* **Stated task**
Extract the whole listing as it stands. Do not include the pictures.

* **Exercise materials**
________________________
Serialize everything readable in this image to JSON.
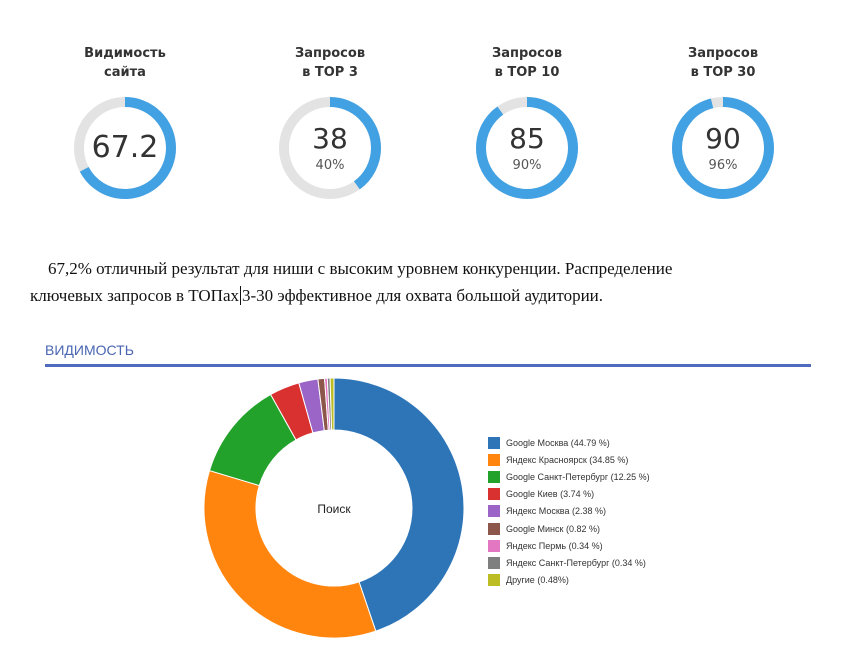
{
  "kpis": [
    {
      "title_lines": [
        "Видимость",
        "сайта"
      ],
      "value": "67.2",
      "percent_label": "",
      "fill": 0.672
    },
    {
      "title_lines": [
        "Запросов",
        "в TOP 3"
      ],
      "value": "38",
      "percent_label": "40%",
      "fill": 0.4
    },
    {
      "title_lines": [
        "Запросов",
        "в TOP 10"
      ],
      "value": "85",
      "percent_label": "90%",
      "fill": 0.9
    },
    {
      "title_lines": [
        "Запросов",
        "в TOP 30"
      ],
      "value": "90",
      "percent_label": "96%",
      "fill": 0.96
    }
  ],
  "gauge_colors": {
    "fill": "#42a1e3",
    "track": "#e3e3e3"
  },
  "note": {
    "line1": "67,2% отличный результат для ниши с высоким уровнем конкуренции. Распределение",
    "line2_part1": "ключевых запросов в ТОПах",
    "line2_part2": "3-30 эффективное для охвата большой аудитории."
  },
  "section": {
    "title": "ВИДИМОСТЬ",
    "accent_color": "#4e6bbd"
  },
  "chart_data": {
    "type": "pie",
    "center_label": "Поиск",
    "slices": [
      {
        "label": "Google Москва (44.79 %)",
        "value": 44.79,
        "color": "#2e75b8"
      },
      {
        "label": "Яндекс Красноярск (34.85 %)",
        "value": 34.85,
        "color": "#ff850e"
      },
      {
        "label": "Google Санкт-Петербург (12.25 %)",
        "value": 12.25,
        "color": "#22a22a"
      },
      {
        "label": "Google Киев (3.74 %)",
        "value": 3.74,
        "color": "#d93030"
      },
      {
        "label": "Яндекс Москва (2.38 %)",
        "value": 2.38,
        "color": "#9a65c6"
      },
      {
        "label": "Google Минск (0.82 %)",
        "value": 0.82,
        "color": "#8c564b"
      },
      {
        "label": "Яндекс Пермь (0.34 %)",
        "value": 0.34,
        "color": "#e377c2"
      },
      {
        "label": "Яндекс Санкт-Петербург (0.34 %)",
        "value": 0.34,
        "color": "#7f7f7f"
      },
      {
        "label": "Другие (0.48%)",
        "value": 0.48,
        "color": "#bcbd22"
      }
    ],
    "legend_position": "right"
  }
}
________________________
* **Answer to this exercise**
Serialize everything readable in this image to JSON.
{
  "kpis": [
    {
      "title_lines": [
        "Видимость",
        "сайта"
      ],
      "value": "67.2",
      "percent_label": "",
      "fill": 0.672
    },
    {
      "title_lines": [
        "Запросов",
        "в TOP 3"
      ],
      "value": "38",
      "percent_label": "40%",
      "fill": 0.4
    },
    {
      "title_lines": [
        "Запросов",
        "в TOP 10"
      ],
      "value": "85",
      "percent_label": "90%",
      "fill": 0.9
    },
    {
      "title_lines": [
        "Запросов",
        "в TOP 30"
      ],
      "value": "90",
      "percent_label": "96%",
      "fill": 0.96
    }
  ],
  "gauge_colors": {
    "fill": "#42a1e3",
    "track": "#e3e3e3"
  },
  "note": {
    "line1": "67,2% отличный результат для ниши с высоким уровнем конкуренции. Распределение",
    "line2_part1": "ключевых запросов в ТОПах",
    "line2_part2": "3-30 эффективное для охвата большой аудитории."
  },
  "section": {
    "title": "ВИДИМОСТЬ",
    "accent_color": "#4e6bbd"
  },
  "chart_data": {
    "type": "pie",
    "center_label": "Поиск",
    "slices": [
      {
        "label": "Google Москва (44.79 %)",
        "value": 44.79,
        "color": "#2e75b8"
      },
      {
        "label": "Яндекс Красноярск (34.85 %)",
        "value": 34.85,
        "color": "#ff850e"
      },
      {
        "label": "Google Санкт-Петербург (12.25 %)",
        "value": 12.25,
        "color": "#22a22a"
      },
      {
        "label": "Google Киев (3.74 %)",
        "value": 3.74,
        "color": "#d93030"
      },
      {
        "label": "Яндекс Москва (2.38 %)",
        "value": 2.38,
        "color": "#9a65c6"
      },
      {
        "label": "Google Минск (0.82 %)",
        "value": 0.82,
        "color": "#8c564b"
      },
      {
        "label": "Яндекс Пермь (0.34 %)",
        "value": 0.34,
        "color": "#e377c2"
      },
      {
        "label": "Яндекс Санкт-Петербург (0.34 %)",
        "value": 0.34,
        "color": "#7f7f7f"
      },
      {
        "label": "Другие (0.48%)",
        "value": 0.48,
        "color": "#bcbd22"
      }
    ],
    "legend_position": "right"
  }
}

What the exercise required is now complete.